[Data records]
----
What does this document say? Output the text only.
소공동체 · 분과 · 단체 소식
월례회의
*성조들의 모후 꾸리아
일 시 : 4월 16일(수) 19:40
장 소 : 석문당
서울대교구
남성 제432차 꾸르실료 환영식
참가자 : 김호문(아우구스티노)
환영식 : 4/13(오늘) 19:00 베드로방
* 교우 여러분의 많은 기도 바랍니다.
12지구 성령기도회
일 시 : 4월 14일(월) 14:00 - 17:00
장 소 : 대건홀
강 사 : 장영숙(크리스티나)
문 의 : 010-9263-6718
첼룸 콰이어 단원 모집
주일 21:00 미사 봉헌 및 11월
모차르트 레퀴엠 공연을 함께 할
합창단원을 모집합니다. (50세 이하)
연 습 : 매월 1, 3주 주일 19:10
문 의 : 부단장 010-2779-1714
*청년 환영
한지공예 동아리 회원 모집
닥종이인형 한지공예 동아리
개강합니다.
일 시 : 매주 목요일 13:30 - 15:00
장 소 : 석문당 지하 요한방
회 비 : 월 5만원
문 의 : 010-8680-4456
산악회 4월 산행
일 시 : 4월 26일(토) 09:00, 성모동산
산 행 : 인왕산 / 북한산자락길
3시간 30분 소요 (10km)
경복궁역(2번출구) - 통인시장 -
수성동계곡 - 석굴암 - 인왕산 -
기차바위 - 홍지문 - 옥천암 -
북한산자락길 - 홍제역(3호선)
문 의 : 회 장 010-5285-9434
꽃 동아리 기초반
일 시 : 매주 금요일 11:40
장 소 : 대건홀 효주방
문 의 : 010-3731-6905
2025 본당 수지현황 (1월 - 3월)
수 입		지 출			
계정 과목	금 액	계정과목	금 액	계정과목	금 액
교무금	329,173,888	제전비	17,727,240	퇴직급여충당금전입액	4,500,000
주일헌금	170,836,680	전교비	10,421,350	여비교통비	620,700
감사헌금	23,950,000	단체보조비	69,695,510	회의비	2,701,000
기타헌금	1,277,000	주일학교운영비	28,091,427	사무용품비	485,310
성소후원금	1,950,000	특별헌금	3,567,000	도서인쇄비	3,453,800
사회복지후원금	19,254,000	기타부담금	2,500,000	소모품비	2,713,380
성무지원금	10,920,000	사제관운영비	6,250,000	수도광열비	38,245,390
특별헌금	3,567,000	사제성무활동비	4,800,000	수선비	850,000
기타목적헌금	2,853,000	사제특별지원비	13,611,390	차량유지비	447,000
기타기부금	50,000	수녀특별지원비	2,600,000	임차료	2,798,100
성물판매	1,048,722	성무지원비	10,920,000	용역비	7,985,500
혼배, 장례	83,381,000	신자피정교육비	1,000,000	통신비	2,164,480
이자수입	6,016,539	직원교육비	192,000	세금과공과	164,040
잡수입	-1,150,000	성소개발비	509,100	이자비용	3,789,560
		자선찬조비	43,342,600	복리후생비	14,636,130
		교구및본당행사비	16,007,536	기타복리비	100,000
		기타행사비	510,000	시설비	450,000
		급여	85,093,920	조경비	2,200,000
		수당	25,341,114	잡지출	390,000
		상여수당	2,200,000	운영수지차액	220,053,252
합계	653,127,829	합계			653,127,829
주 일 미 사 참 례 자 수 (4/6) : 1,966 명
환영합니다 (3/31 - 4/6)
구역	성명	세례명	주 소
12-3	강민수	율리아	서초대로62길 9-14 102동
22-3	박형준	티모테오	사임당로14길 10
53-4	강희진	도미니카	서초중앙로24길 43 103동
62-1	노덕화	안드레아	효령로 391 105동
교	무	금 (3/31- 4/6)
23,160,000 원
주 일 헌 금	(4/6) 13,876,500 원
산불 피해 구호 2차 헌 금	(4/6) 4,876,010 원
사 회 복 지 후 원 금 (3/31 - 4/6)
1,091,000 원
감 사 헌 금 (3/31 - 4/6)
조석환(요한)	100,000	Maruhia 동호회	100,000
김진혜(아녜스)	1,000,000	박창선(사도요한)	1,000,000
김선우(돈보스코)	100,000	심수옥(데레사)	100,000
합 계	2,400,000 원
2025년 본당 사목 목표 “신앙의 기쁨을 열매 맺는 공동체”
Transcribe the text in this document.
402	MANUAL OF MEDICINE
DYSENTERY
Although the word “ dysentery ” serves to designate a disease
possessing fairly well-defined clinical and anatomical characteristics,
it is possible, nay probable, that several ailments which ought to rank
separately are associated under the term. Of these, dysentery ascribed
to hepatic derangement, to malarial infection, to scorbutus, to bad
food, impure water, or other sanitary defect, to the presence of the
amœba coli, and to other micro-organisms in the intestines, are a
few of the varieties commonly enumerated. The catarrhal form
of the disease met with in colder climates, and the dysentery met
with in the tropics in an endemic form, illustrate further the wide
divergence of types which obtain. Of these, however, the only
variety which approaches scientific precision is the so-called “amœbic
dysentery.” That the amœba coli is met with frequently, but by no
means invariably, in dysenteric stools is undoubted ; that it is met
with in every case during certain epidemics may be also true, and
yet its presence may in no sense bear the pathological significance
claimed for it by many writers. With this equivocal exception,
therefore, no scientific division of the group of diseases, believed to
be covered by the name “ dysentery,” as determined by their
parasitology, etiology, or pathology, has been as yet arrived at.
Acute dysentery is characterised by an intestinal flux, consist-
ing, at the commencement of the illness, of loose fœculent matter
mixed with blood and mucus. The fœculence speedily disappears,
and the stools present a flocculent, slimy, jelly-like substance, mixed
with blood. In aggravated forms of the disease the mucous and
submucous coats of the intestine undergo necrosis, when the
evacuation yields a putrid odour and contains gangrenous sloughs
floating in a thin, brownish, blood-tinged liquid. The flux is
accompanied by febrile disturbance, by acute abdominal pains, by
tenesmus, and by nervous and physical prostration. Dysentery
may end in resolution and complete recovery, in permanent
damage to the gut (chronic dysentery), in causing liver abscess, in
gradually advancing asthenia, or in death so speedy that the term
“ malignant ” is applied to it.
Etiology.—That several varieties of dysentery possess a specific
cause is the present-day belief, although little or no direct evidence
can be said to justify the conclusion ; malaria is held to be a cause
----
= What needs to be done =
Copy out each line that contains the word "this".

= Exercise output =
What does this document say? Output the text only.
Transcribe the text in this document.
claimed for it by many writers. With this equivocal exception,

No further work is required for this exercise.